"""

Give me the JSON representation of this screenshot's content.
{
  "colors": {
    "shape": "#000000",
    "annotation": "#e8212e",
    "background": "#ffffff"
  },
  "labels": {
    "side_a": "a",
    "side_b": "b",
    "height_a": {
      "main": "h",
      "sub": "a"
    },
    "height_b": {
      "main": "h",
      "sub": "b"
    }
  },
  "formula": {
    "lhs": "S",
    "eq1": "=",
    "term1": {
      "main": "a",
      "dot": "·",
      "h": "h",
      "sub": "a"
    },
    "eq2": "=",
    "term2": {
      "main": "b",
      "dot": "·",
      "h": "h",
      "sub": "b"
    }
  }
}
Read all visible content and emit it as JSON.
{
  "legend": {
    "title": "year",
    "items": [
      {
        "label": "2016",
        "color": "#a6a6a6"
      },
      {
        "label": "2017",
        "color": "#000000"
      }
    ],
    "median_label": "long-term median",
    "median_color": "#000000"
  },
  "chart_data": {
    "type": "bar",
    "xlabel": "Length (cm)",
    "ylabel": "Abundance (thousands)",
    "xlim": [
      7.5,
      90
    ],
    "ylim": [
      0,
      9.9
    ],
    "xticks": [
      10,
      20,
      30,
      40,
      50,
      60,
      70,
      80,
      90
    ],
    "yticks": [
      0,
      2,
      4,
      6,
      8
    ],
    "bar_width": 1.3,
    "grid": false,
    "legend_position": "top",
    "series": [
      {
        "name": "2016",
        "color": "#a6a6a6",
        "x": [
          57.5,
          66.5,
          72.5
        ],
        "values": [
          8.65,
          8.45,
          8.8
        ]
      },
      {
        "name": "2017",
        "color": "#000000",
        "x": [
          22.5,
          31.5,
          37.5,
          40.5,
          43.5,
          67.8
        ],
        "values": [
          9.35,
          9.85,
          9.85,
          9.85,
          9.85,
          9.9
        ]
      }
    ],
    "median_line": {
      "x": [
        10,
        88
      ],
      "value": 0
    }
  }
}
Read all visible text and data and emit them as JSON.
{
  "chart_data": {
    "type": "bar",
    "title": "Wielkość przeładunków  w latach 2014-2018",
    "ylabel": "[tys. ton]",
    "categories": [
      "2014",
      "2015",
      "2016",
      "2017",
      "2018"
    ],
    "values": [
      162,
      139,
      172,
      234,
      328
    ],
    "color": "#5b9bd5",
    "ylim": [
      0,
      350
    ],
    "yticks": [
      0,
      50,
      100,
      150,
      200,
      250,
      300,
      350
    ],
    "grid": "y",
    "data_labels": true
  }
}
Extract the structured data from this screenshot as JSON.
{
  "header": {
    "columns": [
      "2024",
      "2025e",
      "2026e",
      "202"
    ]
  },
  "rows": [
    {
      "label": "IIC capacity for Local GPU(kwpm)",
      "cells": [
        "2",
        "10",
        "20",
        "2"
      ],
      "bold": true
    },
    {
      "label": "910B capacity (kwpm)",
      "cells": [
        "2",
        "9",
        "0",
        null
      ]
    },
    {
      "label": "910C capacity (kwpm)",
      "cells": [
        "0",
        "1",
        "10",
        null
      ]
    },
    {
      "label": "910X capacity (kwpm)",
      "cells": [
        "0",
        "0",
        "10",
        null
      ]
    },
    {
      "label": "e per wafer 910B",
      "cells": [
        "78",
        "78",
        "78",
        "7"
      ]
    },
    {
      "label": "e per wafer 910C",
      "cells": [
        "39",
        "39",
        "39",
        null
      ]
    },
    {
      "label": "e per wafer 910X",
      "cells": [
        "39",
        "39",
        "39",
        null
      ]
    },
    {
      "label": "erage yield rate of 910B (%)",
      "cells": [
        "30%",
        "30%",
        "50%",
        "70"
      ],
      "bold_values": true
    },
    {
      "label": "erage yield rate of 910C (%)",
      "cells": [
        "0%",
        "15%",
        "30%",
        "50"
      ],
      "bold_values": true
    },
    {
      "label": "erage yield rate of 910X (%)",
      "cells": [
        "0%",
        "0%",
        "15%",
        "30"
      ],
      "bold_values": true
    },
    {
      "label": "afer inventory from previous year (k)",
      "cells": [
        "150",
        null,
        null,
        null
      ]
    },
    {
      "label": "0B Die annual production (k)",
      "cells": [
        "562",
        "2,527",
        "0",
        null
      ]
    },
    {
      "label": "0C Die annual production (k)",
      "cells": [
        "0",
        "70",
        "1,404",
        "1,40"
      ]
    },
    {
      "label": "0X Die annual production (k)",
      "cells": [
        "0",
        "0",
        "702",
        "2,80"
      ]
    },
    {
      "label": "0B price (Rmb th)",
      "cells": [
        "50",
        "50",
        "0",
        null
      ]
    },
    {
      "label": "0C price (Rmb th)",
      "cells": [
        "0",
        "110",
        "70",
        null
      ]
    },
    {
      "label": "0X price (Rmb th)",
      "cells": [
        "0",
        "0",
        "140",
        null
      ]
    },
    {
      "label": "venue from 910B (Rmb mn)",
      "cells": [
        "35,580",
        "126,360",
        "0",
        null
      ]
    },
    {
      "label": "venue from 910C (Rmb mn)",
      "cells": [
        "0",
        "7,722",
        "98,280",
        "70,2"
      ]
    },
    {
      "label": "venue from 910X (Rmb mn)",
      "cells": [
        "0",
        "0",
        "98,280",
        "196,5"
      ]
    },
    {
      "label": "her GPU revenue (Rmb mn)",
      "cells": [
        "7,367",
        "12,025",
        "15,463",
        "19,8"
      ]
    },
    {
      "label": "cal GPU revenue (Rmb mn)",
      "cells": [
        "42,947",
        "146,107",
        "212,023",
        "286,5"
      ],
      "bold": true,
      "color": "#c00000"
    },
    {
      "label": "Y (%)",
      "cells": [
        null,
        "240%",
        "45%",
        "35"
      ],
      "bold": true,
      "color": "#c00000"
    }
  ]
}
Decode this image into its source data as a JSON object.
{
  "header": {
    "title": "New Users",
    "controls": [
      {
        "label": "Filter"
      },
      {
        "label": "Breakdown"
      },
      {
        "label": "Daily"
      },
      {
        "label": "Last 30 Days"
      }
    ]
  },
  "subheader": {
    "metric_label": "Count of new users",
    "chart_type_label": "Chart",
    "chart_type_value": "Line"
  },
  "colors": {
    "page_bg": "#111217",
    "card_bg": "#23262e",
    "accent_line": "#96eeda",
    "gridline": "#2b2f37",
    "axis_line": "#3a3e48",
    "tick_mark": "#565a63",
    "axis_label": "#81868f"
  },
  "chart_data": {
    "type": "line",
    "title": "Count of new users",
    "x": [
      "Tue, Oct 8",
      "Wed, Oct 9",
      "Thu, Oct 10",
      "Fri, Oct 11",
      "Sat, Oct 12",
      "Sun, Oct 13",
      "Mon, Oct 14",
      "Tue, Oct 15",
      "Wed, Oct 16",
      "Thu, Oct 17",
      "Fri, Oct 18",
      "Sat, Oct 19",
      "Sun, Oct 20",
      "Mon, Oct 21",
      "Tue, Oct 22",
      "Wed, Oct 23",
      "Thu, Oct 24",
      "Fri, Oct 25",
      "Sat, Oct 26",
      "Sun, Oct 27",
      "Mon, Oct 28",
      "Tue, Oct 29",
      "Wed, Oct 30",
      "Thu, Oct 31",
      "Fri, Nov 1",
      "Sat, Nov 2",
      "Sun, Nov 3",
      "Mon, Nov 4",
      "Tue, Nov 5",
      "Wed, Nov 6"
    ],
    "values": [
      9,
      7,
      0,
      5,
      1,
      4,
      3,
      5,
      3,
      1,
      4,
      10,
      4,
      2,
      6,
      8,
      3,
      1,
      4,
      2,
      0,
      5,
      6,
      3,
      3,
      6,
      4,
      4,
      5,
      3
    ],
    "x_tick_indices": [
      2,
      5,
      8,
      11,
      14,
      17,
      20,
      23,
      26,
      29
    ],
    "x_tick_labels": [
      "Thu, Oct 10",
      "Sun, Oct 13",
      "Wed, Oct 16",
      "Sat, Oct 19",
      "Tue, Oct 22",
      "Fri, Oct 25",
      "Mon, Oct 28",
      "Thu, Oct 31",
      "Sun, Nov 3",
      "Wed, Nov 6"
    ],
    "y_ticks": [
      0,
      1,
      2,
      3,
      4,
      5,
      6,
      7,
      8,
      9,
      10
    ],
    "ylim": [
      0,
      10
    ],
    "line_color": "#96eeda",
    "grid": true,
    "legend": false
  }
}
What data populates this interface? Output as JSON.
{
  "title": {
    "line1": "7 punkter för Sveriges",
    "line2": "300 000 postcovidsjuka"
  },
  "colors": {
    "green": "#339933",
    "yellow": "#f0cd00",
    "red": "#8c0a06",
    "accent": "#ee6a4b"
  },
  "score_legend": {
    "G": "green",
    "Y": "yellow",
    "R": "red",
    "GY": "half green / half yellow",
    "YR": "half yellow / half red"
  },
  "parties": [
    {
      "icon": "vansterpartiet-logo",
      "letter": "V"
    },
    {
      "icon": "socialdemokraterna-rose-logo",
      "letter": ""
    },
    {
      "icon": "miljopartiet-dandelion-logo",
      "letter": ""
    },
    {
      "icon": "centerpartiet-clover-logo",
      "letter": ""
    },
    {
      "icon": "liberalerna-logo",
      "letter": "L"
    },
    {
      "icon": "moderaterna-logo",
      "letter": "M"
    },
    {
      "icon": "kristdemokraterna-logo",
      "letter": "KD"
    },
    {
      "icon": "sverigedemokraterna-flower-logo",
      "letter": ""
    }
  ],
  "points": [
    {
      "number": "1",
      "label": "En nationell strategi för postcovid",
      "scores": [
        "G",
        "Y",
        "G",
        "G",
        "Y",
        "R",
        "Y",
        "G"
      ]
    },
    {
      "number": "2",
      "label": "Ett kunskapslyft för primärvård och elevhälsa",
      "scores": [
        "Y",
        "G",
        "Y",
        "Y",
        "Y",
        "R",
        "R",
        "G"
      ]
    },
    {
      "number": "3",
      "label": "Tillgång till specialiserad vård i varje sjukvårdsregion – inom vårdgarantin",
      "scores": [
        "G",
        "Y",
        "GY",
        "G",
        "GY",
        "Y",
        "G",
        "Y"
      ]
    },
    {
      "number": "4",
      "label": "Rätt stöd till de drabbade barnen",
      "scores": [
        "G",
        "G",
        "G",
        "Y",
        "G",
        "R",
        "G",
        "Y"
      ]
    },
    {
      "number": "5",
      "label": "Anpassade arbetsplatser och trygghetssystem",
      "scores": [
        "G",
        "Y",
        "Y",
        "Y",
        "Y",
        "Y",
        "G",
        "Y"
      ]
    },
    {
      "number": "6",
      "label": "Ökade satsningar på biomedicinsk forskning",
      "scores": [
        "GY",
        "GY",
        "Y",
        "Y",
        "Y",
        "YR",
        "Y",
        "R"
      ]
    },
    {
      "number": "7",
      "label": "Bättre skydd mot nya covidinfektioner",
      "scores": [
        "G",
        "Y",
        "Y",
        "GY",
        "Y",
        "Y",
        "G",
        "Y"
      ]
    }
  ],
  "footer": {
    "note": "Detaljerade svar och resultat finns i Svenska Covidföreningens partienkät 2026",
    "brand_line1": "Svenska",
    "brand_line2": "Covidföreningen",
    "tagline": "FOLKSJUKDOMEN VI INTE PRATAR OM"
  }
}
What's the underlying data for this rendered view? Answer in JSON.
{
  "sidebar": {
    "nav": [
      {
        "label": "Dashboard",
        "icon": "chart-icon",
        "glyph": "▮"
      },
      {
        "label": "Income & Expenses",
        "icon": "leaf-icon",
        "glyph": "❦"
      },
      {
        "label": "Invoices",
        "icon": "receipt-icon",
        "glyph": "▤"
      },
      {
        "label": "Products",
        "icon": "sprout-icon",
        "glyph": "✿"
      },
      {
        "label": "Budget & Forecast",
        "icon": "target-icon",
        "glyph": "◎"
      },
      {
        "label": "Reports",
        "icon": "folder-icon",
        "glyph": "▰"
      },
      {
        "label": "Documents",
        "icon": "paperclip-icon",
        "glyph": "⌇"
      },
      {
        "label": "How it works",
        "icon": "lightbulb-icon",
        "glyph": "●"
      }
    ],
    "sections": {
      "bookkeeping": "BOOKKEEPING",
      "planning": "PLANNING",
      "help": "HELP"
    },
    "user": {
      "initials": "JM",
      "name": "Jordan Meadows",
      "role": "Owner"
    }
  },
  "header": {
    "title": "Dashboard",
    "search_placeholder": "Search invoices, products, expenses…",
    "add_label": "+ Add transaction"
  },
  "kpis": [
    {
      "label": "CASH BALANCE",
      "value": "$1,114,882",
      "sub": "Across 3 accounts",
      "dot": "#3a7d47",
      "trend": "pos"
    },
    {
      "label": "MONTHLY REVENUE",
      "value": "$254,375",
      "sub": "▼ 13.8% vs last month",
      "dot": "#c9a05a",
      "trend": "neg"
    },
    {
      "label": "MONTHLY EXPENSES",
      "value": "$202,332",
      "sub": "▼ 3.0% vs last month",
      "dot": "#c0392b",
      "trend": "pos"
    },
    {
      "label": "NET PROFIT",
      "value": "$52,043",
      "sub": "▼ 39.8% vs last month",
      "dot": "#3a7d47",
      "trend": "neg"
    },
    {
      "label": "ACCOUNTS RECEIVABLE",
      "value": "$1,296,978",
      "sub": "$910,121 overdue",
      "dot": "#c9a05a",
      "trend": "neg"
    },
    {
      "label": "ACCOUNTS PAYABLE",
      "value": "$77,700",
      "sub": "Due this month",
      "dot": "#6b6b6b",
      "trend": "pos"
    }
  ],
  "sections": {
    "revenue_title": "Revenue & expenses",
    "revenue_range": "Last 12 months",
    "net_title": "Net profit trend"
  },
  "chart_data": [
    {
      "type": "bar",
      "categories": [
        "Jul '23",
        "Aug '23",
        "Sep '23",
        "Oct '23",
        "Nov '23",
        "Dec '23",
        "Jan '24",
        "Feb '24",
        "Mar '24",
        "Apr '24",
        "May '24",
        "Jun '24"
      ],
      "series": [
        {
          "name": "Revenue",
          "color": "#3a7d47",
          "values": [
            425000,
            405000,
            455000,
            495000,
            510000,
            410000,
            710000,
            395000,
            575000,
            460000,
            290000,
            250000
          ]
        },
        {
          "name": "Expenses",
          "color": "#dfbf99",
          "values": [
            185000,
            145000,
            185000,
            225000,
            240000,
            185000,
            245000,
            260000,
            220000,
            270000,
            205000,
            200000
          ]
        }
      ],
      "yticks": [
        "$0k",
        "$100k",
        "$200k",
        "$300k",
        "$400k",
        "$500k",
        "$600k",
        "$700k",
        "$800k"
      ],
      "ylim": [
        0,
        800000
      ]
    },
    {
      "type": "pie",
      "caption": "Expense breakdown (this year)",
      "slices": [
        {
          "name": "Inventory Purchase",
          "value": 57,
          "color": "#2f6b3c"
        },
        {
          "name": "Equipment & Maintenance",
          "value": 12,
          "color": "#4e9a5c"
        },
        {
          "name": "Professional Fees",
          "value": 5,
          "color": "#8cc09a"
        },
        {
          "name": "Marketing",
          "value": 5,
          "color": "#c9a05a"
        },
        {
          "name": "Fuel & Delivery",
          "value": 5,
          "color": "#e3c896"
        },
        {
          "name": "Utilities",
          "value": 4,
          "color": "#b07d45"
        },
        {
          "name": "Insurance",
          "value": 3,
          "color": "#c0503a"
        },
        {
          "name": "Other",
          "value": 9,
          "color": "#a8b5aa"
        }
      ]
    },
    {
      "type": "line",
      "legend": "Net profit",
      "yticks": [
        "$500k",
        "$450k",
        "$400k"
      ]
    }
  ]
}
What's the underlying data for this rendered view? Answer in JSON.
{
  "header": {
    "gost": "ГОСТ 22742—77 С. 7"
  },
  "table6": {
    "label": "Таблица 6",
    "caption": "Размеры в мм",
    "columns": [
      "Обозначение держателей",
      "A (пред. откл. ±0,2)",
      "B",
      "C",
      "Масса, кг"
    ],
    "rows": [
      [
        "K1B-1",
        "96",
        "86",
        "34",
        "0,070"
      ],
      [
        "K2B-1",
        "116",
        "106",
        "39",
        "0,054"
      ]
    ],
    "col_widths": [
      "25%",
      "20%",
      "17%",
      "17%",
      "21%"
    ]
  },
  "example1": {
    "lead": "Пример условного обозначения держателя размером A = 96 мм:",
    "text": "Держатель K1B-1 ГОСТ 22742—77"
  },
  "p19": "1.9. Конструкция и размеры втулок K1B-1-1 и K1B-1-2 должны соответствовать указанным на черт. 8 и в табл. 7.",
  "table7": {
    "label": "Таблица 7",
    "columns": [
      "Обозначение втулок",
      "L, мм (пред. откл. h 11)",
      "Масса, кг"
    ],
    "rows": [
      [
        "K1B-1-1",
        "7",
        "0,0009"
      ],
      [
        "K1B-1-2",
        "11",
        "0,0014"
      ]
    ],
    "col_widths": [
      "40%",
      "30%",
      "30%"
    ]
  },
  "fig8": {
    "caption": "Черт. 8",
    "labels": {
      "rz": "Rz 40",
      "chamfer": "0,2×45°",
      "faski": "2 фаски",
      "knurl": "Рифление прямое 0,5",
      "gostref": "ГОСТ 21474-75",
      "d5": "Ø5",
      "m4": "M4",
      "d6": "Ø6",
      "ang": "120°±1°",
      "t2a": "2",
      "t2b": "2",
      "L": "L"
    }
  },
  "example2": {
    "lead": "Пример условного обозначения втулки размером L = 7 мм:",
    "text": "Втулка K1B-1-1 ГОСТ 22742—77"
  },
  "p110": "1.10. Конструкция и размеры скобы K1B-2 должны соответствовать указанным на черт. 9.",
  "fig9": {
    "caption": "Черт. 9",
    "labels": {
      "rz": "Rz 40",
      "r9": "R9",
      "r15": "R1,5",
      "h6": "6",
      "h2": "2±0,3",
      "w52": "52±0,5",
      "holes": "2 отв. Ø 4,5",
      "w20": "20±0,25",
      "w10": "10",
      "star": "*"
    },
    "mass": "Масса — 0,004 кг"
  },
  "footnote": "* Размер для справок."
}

"""

Go through the data above and find the lines with the word "number". Copy each of those lines.

      "number": "1",
      "number": "2",
      "number": "3",
      "number": "4",
      "number": "5",
      "number": "6",
      "number": "7",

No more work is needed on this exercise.